- **Task prompt**
Write out all the material exactly. Leave nothing out.

- **Provided entries**

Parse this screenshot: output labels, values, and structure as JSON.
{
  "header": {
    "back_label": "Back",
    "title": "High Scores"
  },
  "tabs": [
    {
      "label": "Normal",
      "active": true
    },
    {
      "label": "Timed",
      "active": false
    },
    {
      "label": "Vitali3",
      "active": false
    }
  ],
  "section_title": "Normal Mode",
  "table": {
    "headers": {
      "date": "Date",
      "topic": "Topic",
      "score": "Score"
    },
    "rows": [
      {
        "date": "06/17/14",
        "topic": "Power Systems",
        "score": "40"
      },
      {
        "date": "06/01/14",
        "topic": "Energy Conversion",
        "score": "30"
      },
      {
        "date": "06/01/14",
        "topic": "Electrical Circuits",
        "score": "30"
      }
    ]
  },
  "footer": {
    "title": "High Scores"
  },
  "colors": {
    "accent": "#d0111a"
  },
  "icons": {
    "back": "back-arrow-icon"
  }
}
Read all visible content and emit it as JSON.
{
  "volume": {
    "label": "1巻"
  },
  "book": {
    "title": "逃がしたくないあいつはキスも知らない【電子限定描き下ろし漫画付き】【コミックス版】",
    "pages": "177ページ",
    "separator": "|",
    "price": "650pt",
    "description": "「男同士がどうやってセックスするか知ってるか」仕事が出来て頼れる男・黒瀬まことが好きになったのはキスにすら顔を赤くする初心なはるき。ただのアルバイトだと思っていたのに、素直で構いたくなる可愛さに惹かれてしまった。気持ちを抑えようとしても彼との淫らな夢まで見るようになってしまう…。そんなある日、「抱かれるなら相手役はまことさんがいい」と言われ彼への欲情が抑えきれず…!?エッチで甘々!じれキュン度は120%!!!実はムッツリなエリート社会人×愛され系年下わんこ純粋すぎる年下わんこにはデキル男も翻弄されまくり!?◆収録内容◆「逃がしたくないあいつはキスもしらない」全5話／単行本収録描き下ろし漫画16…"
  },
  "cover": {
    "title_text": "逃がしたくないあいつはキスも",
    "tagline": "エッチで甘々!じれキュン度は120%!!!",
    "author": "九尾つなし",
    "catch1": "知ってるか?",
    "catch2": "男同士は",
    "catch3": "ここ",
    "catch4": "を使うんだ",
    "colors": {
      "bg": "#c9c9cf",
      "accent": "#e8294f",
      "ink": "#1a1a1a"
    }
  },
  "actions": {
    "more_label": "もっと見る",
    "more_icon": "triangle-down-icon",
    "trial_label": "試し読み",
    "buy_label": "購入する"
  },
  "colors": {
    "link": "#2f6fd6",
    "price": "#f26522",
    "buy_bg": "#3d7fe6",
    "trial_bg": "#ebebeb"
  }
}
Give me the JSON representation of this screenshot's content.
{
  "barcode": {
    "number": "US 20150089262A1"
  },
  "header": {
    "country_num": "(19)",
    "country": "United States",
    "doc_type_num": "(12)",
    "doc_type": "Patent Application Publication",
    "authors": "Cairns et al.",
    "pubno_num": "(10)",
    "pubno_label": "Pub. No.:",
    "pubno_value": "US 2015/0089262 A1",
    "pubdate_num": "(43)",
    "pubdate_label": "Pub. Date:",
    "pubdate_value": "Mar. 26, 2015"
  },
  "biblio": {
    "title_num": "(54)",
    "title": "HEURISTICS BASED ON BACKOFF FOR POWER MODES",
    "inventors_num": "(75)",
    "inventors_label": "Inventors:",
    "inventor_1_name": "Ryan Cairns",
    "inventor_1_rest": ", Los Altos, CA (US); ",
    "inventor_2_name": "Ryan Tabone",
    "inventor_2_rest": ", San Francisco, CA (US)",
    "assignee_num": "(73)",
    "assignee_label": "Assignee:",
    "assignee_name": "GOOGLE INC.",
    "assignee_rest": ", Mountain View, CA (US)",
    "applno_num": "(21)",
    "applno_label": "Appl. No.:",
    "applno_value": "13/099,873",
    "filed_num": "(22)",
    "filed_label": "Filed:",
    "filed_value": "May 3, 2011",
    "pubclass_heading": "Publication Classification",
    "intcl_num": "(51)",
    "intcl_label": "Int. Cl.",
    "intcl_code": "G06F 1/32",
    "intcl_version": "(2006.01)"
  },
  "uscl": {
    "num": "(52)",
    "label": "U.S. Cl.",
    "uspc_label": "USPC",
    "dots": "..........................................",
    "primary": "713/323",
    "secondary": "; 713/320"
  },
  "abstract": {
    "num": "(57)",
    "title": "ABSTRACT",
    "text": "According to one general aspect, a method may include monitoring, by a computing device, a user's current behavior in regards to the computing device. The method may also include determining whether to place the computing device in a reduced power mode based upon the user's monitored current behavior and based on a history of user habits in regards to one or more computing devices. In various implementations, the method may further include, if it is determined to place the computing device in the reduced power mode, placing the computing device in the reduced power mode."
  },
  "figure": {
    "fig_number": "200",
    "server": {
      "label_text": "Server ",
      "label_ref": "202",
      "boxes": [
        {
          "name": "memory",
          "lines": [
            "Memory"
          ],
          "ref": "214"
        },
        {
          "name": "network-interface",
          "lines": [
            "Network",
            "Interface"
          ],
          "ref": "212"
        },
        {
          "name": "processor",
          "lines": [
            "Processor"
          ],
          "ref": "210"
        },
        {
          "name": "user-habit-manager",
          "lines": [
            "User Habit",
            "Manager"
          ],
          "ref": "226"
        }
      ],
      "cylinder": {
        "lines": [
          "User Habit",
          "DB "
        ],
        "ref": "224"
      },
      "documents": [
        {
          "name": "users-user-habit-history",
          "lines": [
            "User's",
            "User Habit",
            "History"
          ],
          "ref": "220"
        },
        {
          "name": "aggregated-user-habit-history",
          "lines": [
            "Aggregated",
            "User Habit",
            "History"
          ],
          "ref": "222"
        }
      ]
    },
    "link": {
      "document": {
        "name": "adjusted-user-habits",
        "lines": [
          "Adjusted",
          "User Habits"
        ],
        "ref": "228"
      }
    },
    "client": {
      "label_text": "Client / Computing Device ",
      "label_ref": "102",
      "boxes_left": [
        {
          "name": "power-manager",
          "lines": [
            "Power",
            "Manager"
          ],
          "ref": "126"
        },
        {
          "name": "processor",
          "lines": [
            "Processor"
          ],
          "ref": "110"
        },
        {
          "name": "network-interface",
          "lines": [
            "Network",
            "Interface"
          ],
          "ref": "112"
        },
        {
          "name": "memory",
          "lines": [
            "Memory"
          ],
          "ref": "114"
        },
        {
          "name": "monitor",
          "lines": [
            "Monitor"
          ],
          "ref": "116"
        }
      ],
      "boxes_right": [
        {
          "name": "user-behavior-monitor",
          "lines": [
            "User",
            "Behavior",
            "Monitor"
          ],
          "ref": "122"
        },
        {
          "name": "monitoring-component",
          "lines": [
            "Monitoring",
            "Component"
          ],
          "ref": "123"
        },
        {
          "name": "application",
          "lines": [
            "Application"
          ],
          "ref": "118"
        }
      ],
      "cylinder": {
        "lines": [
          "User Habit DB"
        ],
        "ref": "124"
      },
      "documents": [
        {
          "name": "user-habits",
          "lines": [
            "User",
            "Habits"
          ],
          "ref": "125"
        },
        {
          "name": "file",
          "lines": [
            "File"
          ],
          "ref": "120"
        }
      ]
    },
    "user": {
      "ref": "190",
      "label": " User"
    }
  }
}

- **Response for this exercise**
Parse this screenshot: output labels, values, and structure as JSON.
{
  "header": {
    "back_label": "Back",
    "title": "High Scores"
  },
  "tabs": [
    {
      "label": "Normal",
      "active": true
    },
    {
      "label": "Timed",
      "active": false
    },
    {
      "label": "Vitali3",
      "active": false
    }
  ],
  "section_title": "Normal Mode",
  "table": {
    "headers": {
      "date": "Date",
      "topic": "Topic",
      "score": "Score"
    },
    "rows": [
      {
        "date": "06/17/14",
        "topic": "Power Systems",
        "score": "40"
      },
      {
        "date": "06/01/14",
        "topic": "Energy Conversion",
        "score": "30"
      },
      {
        "date": "06/01/14",
        "topic": "Electrical Circuits",
        "score": "30"
      }
    ]
  },
  "footer": {
    "title": "High Scores"
  },
  "colors": {
    "accent": "#d0111a"
  },
  "icons": {
    "back": "back-arrow-icon"
  }
}
Read all visible content and emit it as JSON.
{
  "volume": {
    "label": "1巻"
  },
  "book": {
    "title": "逃がしたくないあいつはキスも知らない【電子限定描き下ろし漫画付き】【コミックス版】",
    "pages": "177ページ",
    "separator": "|",
    "price": "650pt",
    "description": "「男同士がどうやってセックスするか知ってるか」仕事が出来て頼れる男・黒瀬まことが好きになったのはキスにすら顔を赤くする初心なはるき。ただのアルバイトだと思っていたのに、素直で構いたくなる可愛さに惹かれてしまった。気持ちを抑えようとしても彼との淫らな夢まで見るようになってしまう…。そんなある日、「抱かれるなら相手役はまことさんがいい」と言われ彼への欲情が抑えきれず…!?エッチで甘々!じれキュン度は120%!!!実はムッツリなエリート社会人×愛され系年下わんこ純粋すぎる年下わんこにはデキル男も翻弄されまくり!?◆収録内容◆「逃がしたくないあいつはキスもしらない」全5話／単行本収録描き下ろし漫画16…"
  },
  "cover": {
    "title_text": "逃がしたくないあいつはキスも",
    "tagline": "エッチで甘々!じれキュン度は120%!!!",
    "author": "九尾つなし",
    "catch1": "知ってるか?",
    "catch2": "男同士は",
    "catch3": "ここ",
    "catch4": "を使うんだ",
    "colors": {
      "bg": "#c9c9cf",
      "accent": "#e8294f",
      "ink": "#1a1a1a"
    }
  },
  "actions": {
    "more_label": "もっと見る",
    "more_icon": "triangle-down-icon",
    "trial_label": "試し読み",
    "buy_label": "購入する"
  },
  "colors": {
    "link": "#2f6fd6",
    "price": "#f26522",
    "buy_bg": "#3d7fe6",
    "trial_bg": "#ebebeb"
  }
}
Give me the JSON representation of this screenshot's content.
{
  "barcode": {
    "number": "US 20150089262A1"
  },
  "header": {
    "country_num": "(19)",
    "country": "United States",
    "doc_type_num": "(12)",
    "doc_type": "Patent Application Publication",
    "authors": "Cairns et al.",
    "pubno_num": "(10)",
    "pubno_label": "Pub. No.:",
    "pubno_value": "US 2015/0089262 A1",
    "pubdate_num": "(43)",
    "pubdate_label": "Pub. Date:",
    "pubdate_value": "Mar. 26, 2015"
  },
  "biblio": {
    "title_num": "(54)",
    "title": "HEURISTICS BASED ON BACKOFF FOR POWER MODES",
    "inventors_num": "(75)",
    "inventors_label": "Inventors:",
    "inventor_1_name": "Ryan Cairns",
    "inventor_1_rest": ", Los Altos, CA (US); ",
    "inventor_2_name": "Ryan Tabone",
    "inventor_2_rest": ", San Francisco, CA (US)",
    "assignee_num": "(73)",
    "assignee_label": "Assignee:",
    "assignee_name": "GOOGLE INC.",
    "assignee_rest": ", Mountain View, CA (US)",
    "applno_num": "(21)",
    "applno_label": "Appl. No.:",
    "applno_value": "13/099,873",
    "filed_num": "(22)",
    "filed_label": "Filed:",
    "filed_value": "May 3, 2011",
    "pubclass_heading": "Publication Classification",
    "intcl_num": "(51)",
    "intcl_label": "Int. Cl.",
    "intcl_code": "G06F 1/32",
    "intcl_version": "(2006.01)"
  },
  "uscl": {
    "num": "(52)",
    "label": "U.S. Cl.",
    "uspc_label": "USPC",
    "dots": "..........................................",
    "primary": "713/323",
    "secondary": "; 713/320"
  },
  "abstract": {
    "num": "(57)",
    "title": "ABSTRACT",
    "text": "According to one general aspect, a method may include monitoring, by a computing device, a user's current behavior in regards to the computing device. The method may also include determining whether to place the computing device in a reduced power mode based upon the user's monitored current behavior and based on a history of user habits in regards to one or more computing devices. In various implementations, the method may further include, if it is determined to place the computing device in the reduced power mode, placing the computing device in the reduced power mode."
  },
  "figure": {
    "fig_number": "200",
    "server": {
      "label_text": "Server ",
      "label_ref": "202",
      "boxes": [
        {
          "name": "memory",
          "lines": [
            "Memory"
          ],
          "ref": "214"
        },
        {
          "name": "network-interface",
          "lines": [
            "Network",
            "Interface"
          ],
          "ref": "212"
        },
        {
          "name": "processor",
          "lines": [
            "Processor"
          ],
          "ref": "210"
        },
        {
          "name": "user-habit-manager",
          "lines": [
            "User Habit",
            "Manager"
          ],
          "ref": "226"
        }
      ],
      "cylinder": {
        "lines": [
          "User Habit",
          "DB "
        ],
        "ref": "224"
      },
      "documents": [
        {
          "name": "users-user-habit-history",
          "lines": [
            "User's",
            "User Habit",
            "History"
          ],
          "ref": "220"
        },
        {
          "name": "aggregated-user-habit-history",
          "lines": [
            "Aggregated",
            "User Habit",
            "History"
          ],
          "ref": "222"
        }
      ]
    },
    "link": {
      "document": {
        "name": "adjusted-user-habits",
        "lines": [
          "Adjusted",
          "User Habits"
        ],
        "ref": "228"
      }
    },
    "client": {
      "label_text": "Client / Computing Device ",
      "label_ref": "102",
      "boxes_left": [
        {
          "name": "power-manager",
          "lines": [
            "Power",
            "Manager"
          ],
          "ref": "126"
        },
        {
          "name": "processor",
          "lines": [
            "Processor"
          ],
          "ref": "110"
        },
        {
          "name": "network-interface",
          "lines": [
            "Network",
            "Interface"
          ],
          "ref": "112"
        },
        {
          "name": "memory",
          "lines": [
            "Memory"
          ],
          "ref": "114"
        },
        {
          "name": "monitor",
          "lines": [
            "Monitor"
          ],
          "ref": "116"
        }
      ],
      "boxes_right": [
        {
          "name": "user-behavior-monitor",
          "lines": [
            "User",
            "Behavior",
            "Monitor"
          ],
          "ref": "122"
        },
        {
          "name": "monitoring-component",
          "lines": [
            "Monitoring",
            "Component"
          ],
          "ref": "123"
        },
        {
          "name": "application",
          "lines": [
            "Application"
          ],
          "ref": "118"
        }
      ],
      "cylinder": {
        "lines": [
          "User Habit DB"
        ],
        "ref": "124"
      },
      "documents": [
        {
          "name": "user-habits",
          "lines": [
            "User",
            "Habits"
          ],
          "ref": "125"
        },
        {
          "name": "file",
          "lines": [
            "File"
          ],
          "ref": "120"
        }
      ]
    },
    "user": {
      "ref": "190",
      "label": " User"
    }
  }
}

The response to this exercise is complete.